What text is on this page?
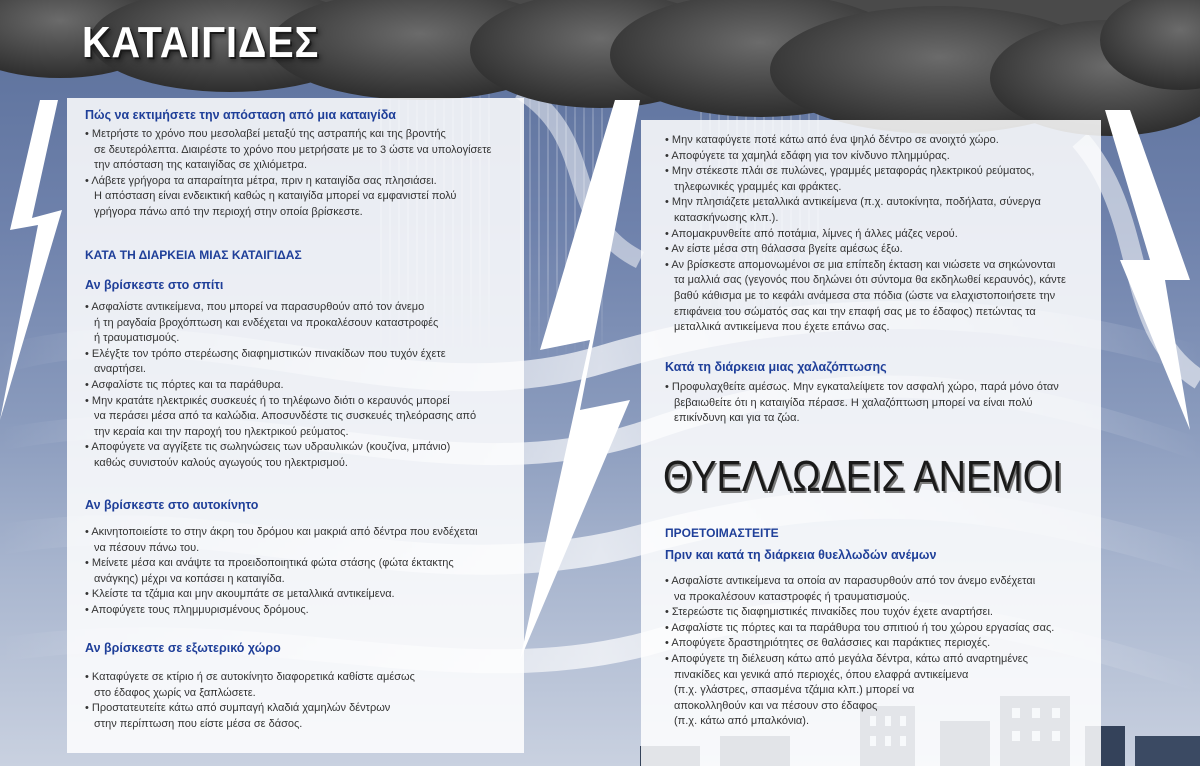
ΚΑΤΑΙΓΙΔΕΣ
ΘΥΕΛΛΩΔΕΙΣ ΑΝΕΜΟΙ
Πώς να εκτιμήσετε την απόσταση από μια καταιγίδα
• Μετρήστε το χρόνο που μεσολαβεί μεταξύ της αστραπής και της βροντής
σε δευτερόλεπτα. Διαιρέστε το χρόνο που μετρήσατε με το 3 ώστε να υπολογίσετε
την απόσταση της καταιγίδας σε χιλιόμετρα.
• Λάβετε γρήγορα τα απαραίτητα μέτρα, πριν η καταιγίδα σας πλησιάσει.
Η απόσταση είναι ενδεικτική καθώς η καταιγίδα μπορεί να εμφανιστεί πολύ
γρήγορα πάνω από την περιοχή στην οποία βρίσκεστε.
ΚΑΤΑ ΤΗ ΔΙΑΡΚΕΙΑ ΜΙΑΣ ΚΑΤΑΙΓΙΔΑΣ
Αν βρίσκεστε στο σπίτι
• Ασφαλίστε αντικείμενα, που μπορεί να παρασυρθούν από τον άνεμο
ή τη ραγδαία βροχόπτωση και ενδέχεται να προκαλέσουν καταστροφές
ή τραυματισμούς.
• Ελέγξτε τον τρόπο στερέωσης διαφημιστικών πινακίδων που τυχόν έχετε
αναρτήσει.
• Ασφαλίστε τις πόρτες και τα παράθυρα.
• Μην κρατάτε ηλεκτρικές συσκευές ή το τηλέφωνο διότι ο κεραυνός μπορεί
να περάσει μέσα από τα καλώδια. Αποσυνδέστε τις συσκευές τηλεόρασης από
την κεραία και την παροχή του ηλεκτρικού ρεύματος.
• Αποφύγετε να αγγίξετε τις σωληνώσεις των υδραυλικών (κουζίνα, μπάνιο)
καθώς συνιστούν καλούς αγωγούς του ηλεκτρισμού.
Αν βρίσκεστε στο αυτοκίνητο
• Ακινητοποιείστε το στην άκρη του δρόμου και μακριά από δέντρα που ενδέχεται
να πέσουν πάνω του.
• Μείνετε μέσα και ανάψτε τα προειδοποιητικά φώτα στάσης (φώτα έκτακτης
ανάγκης) μέχρι να κοπάσει η καταιγίδα.
• Κλείστε τα τζάμια και μην ακουμπάτε σε μεταλλικά αντικείμενα.
• Αποφύγετε τους πλημμυρισμένους δρόμους.
Αν βρίσκεστε σε εξωτερικό χώρο
• Καταφύγετε σε κτίριο ή σε αυτοκίνητο διαφορετικά καθίστε αμέσως
στο έδαφος χωρίς να ξαπλώσετε.
• Προστατευτείτε κάτω από συμπαγή κλαδιά χαμηλών δέντρων
στην περίπτωση που είστε μέσα σε δάσος.
• Μην καταφύγετε ποτέ κάτω από ένα ψηλό δέντρο σε ανοιχτό χώρο.
• Αποφύγετε τα χαμηλά εδάφη για τον κίνδυνο πλημμύρας.
• Μην στέκεστε πλάι σε πυλώνες, γραμμές μεταφοράς ηλεκτρικού ρεύματος,
τηλεφωνικές γραμμές και φράκτες.
• Μην πλησιάζετε μεταλλικά αντικείμενα (π.χ. αυτοκίνητα, ποδήλατα, σύνεργα
κατασκήνωσης κλπ.).
• Απομακρυνθείτε από ποτάμια, λίμνες ή άλλες μάζες νερού.
• Αν είστε μέσα στη θάλασσα βγείτε αμέσως έξω.
• Αν βρίσκεστε απομονωμένοι σε μια επίπεδη έκταση και νιώσετε να σηκώνονται
τα μαλλιά σας (γεγονός που δηλώνει ότι σύντομα θα εκδηλωθεί κεραυνός), κάντε
βαθύ κάθισμα με το κεφάλι ανάμεσα στα πόδια (ώστε να ελαχιστοποιήσετε την
επιφάνεια του σώματός σας και την επαφή σας με το έδαφος) πετώντας τα
μεταλλικά αντικείμενα που έχετε επάνω σας.
Κατά τη διάρκεια μιας χαλαζόπτωσης
• Προφυλαχθείτε αμέσως. Μην εγκαταλείψετε τον ασφαλή χώρο, παρά μόνο όταν
βεβαιωθείτε ότι η καταιγίδα πέρασε. Η χαλαζόπτωση μπορεί να είναι πολύ
επικίνδυνη και για τα ζώα.
ΠΡΟΕΤΟΙΜΑΣΤΕΙΤΕ
Πριν και κατά τη διάρκεια θυελλωδών ανέμων
• Ασφαλίστε αντικείμενα τα οποία αν παρασυρθούν από τον άνεμο ενδέχεται
να προκαλέσουν καταστροφές ή τραυματισμούς.
• Στερεώστε τις διαφημιστικές πινακίδες που τυχόν έχετε αναρτήσει.
• Ασφαλίστε τις πόρτες και τα παράθυρα του σπιτιού ή του χώρου εργασίας σας.
• Αποφύγετε δραστηριότητες σε θαλάσσιες και παράκτιες περιοχές.
• Αποφύγετε τη διέλευση κάτω από μεγάλα δέντρα, κάτω από αναρτημένες
πινακίδες και γενικά από περιοχές, όπου ελαφρά αντικείμενα
(π.χ. γλάστρες, σπασμένα τζάμια κλπ.) μπορεί να
αποκολληθούν και να πέσουν στο έδαφος
(π.χ. κάτω από μπαλκόνια).
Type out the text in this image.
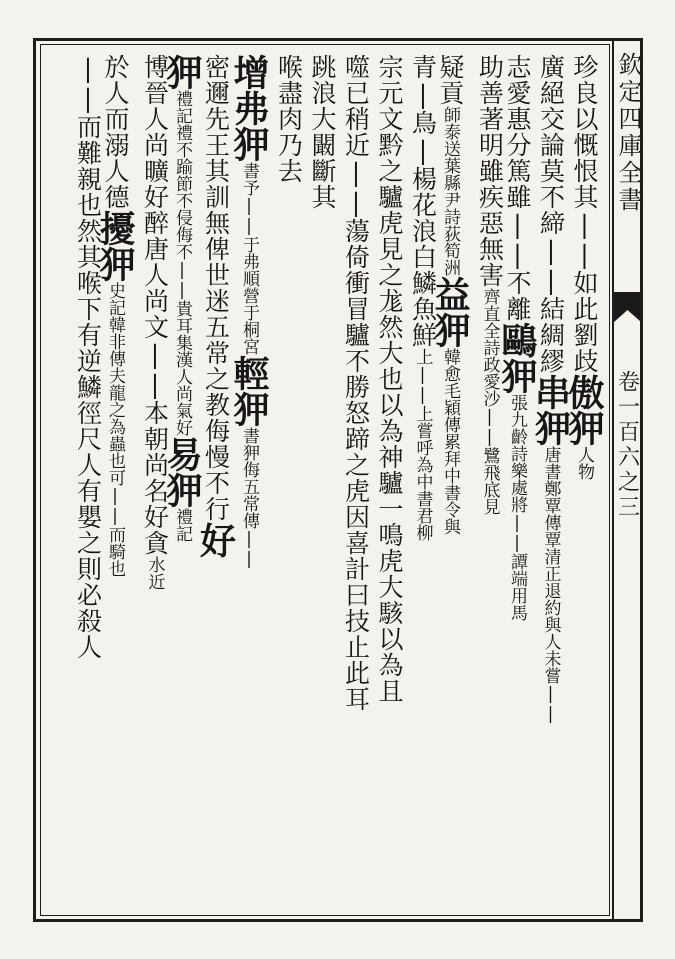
欽定四庫全書
卷一百六之三
珍良以慨恨其||如此劉歧傲狎人物
廣絕交論莫不締||結綢繆串狎唐書鄭覃傳覃清正退約與人未嘗||
志愛惠分篤雖||不離鷗狎張九齡詩樂處將||譚端用馬
助善著明雖疾惡無害齊直全詩政愛沙||鷺飛底見
疑貢師泰送葉縣尹詩荻筍洲益狎韓愈毛穎傳累拜中書令與
青|鳥|楊花浪白鱗魚鮮上||上嘗呼為中書君柳
宗元文黔之驢虎見之尨然大也以為神驢一鳴虎大駭以為且
噬已稍近||蕩倚衝冒驢不勝怒蹄之虎因喜計曰技止此耳
跳浪大闞斷其
喉盡肉乃去
增弗狎書予||于弗順營于桐宮輕狎書狎侮五常傳||
密邇先王其訓無俾世迷五常之教侮慢不行好
狎禮記禮不踰節不侵侮不||貴耳集漢人尚氣好易狎禮記
博晉人尚曠好醉唐人尚文||本朝尚名好貪水近
於人而溺人德擾狎史記韓非傳夫龍之為蟲也可||而騎也
||而難親也然其喉下有逆鱗徑尺人有嬰之則必殺人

==============================

*Problem details*:
Output all of the entries verbatim, leaving out any images.

*Exercise solution*:
What text is on this page?
ΚΑΤΑΙΓΙΔΕΣ
ΘΥΕΛΛΩΔΕΙΣ ΑΝΕΜΟΙ
Πώς να εκτιμήσετε την απόσταση από μια καταιγίδα
• Μετρήστε το χρόνο που μεσολαβεί μεταξύ της αστραπής και της βροντής
σε δευτερόλεπτα. Διαιρέστε το χρόνο που μετρήσατε με το 3 ώστε να υπολογίσετε
την απόσταση της καταιγίδας σε χιλιόμετρα.
• Λάβετε γρήγορα τα απαραίτητα μέτρα, πριν η καταιγίδα σας πλησιάσει.
Η απόσταση είναι ενδεικτική καθώς η καταιγίδα μπορεί να εμφανιστεί πολύ
γρήγορα πάνω από την περιοχή στην οποία βρίσκεστε.
ΚΑΤΑ ΤΗ ΔΙΑΡΚΕΙΑ ΜΙΑΣ ΚΑΤΑΙΓΙΔΑΣ
Αν βρίσκεστε στο σπίτι
• Ασφαλίστε αντικείμενα, που μπορεί να παρασυρθούν από τον άνεμο
ή τη ραγδαία βροχόπτωση και ενδέχεται να προκαλέσουν καταστροφές
ή τραυματισμούς.
• Ελέγξτε τον τρόπο στερέωσης διαφημιστικών πινακίδων που τυχόν έχετε
αναρτήσει.
• Ασφαλίστε τις πόρτες και τα παράθυρα.
• Μην κρατάτε ηλεκτρικές συσκευές ή το τηλέφωνο διότι ο κεραυνός μπορεί
να περάσει μέσα από τα καλώδια. Αποσυνδέστε τις συσκευές τηλεόρασης από
την κεραία και την παροχή του ηλεκτρικού ρεύματος.
• Αποφύγετε να αγγίξετε τις σωληνώσεις των υδραυλικών (κουζίνα, μπάνιο)
καθώς συνιστούν καλούς αγωγούς του ηλεκτρισμού.
Αν βρίσκεστε στο αυτοκίνητο
• Ακινητοποιείστε το στην άκρη του δρόμου και μακριά από δέντρα που ενδέχεται
να πέσουν πάνω του.
• Μείνετε μέσα και ανάψτε τα προειδοποιητικά φώτα στάσης (φώτα έκτακτης
ανάγκης) μέχρι να κοπάσει η καταιγίδα.
• Κλείστε τα τζάμια και μην ακουμπάτε σε μεταλλικά αντικείμενα.
• Αποφύγετε τους πλημμυρισμένους δρόμους.
Αν βρίσκεστε σε εξωτερικό χώρο
• Καταφύγετε σε κτίριο ή σε αυτοκίνητο διαφορετικά καθίστε αμέσως
στο έδαφος χωρίς να ξαπλώσετε.
• Προστατευτείτε κάτω από συμπαγή κλαδιά χαμηλών δέντρων
στην περίπτωση που είστε μέσα σε δάσος.
• Μην καταφύγετε ποτέ κάτω από ένα ψηλό δέντρο σε ανοιχτό χώρο.
• Αποφύγετε τα χαμηλά εδάφη για τον κίνδυνο πλημμύρας.
• Μην στέκεστε πλάι σε πυλώνες, γραμμές μεταφοράς ηλεκτρικού ρεύματος,
τηλεφωνικές γραμμές και φράκτες.
• Μην πλησιάζετε μεταλλικά αντικείμενα (π.χ. αυτοκίνητα, ποδήλατα, σύνεργα
κατασκήνωσης κλπ.).
• Απομακρυνθείτε από ποτάμια, λίμνες ή άλλες μάζες νερού.
• Αν είστε μέσα στη θάλασσα βγείτε αμέσως έξω.
• Αν βρίσκεστε απομονωμένοι σε μια επίπεδη έκταση και νιώσετε να σηκώνονται
τα μαλλιά σας (γεγονός που δηλώνει ότι σύντομα θα εκδηλωθεί κεραυνός), κάντε
βαθύ κάθισμα με το κεφάλι ανάμεσα στα πόδια (ώστε να ελαχιστοποιήσετε την
επιφάνεια του σώματός σας και την επαφή σας με το έδαφος) πετώντας τα
μεταλλικά αντικείμενα που έχετε επάνω σας.
Κατά τη διάρκεια μιας χαλαζόπτωσης
• Προφυλαχθείτε αμέσως. Μην εγκαταλείψετε τον ασφαλή χώρο, παρά μόνο όταν
βεβαιωθείτε ότι η καταιγίδα πέρασε. Η χαλαζόπτωση μπορεί να είναι πολύ
επικίνδυνη και για τα ζώα.
ΠΡΟΕΤΟΙΜΑΣΤΕΙΤΕ
Πριν και κατά τη διάρκεια θυελλωδών ανέμων
• Ασφαλίστε αντικείμενα τα οποία αν παρασυρθούν από τον άνεμο ενδέχεται
να προκαλέσουν καταστροφές ή τραυματισμούς.
• Στερεώστε τις διαφημιστικές πινακίδες που τυχόν έχετε αναρτήσει.
• Ασφαλίστε τις πόρτες και τα παράθυρα του σπιτιού ή του χώρου εργασίας σας.
• Αποφύγετε δραστηριότητες σε θαλάσσιες και παράκτιες περιοχές.
• Αποφύγετε τη διέλευση κάτω από μεγάλα δέντρα, κάτω από αναρτημένες
πινακίδες και γενικά από περιοχές, όπου ελαφρά αντικείμενα
(π.χ. γλάστρες, σπασμένα τζάμια κλπ.) μπορεί να
αποκολληθούν και να πέσουν στο έδαφος
(π.χ. κάτω από μπαλκόνια).
Type out the text in this image.
欽定四庫全書
卷一百六之三
珍良以慨恨其||如此劉歧傲狎人物
廣絕交論莫不締||結綢繆串狎唐書鄭覃傳覃清正退約與人未嘗||
志愛惠分篤雖||不離鷗狎張九齡詩樂處將||譚端用馬
助善著明雖疾惡無害齊直全詩政愛沙||鷺飛底見
疑貢師泰送葉縣尹詩荻筍洲益狎韓愈毛穎傳累拜中書令與
青|鳥|楊花浪白鱗魚鮮上||上嘗呼為中書君柳
宗元文黔之驢虎見之尨然大也以為神驢一鳴虎大駭以為且
噬已稍近||蕩倚衝冒驢不勝怒蹄之虎因喜計曰技止此耳
跳浪大闞斷其
喉盡肉乃去
增弗狎書予||于弗順營于桐宮輕狎書狎侮五常傳||
密邇先王其訓無俾世迷五常之教侮慢不行好
狎禮記禮不踰節不侵侮不||貴耳集漢人尚氣好易狎禮記
博晉人尚曠好醉唐人尚文||本朝尚名好貪水近
於人而溺人德擾狎史記韓非傳夫龍之為蟲也可||而騎也
||而難親也然其喉下有逆鱗徑尺人有嬰之則必殺人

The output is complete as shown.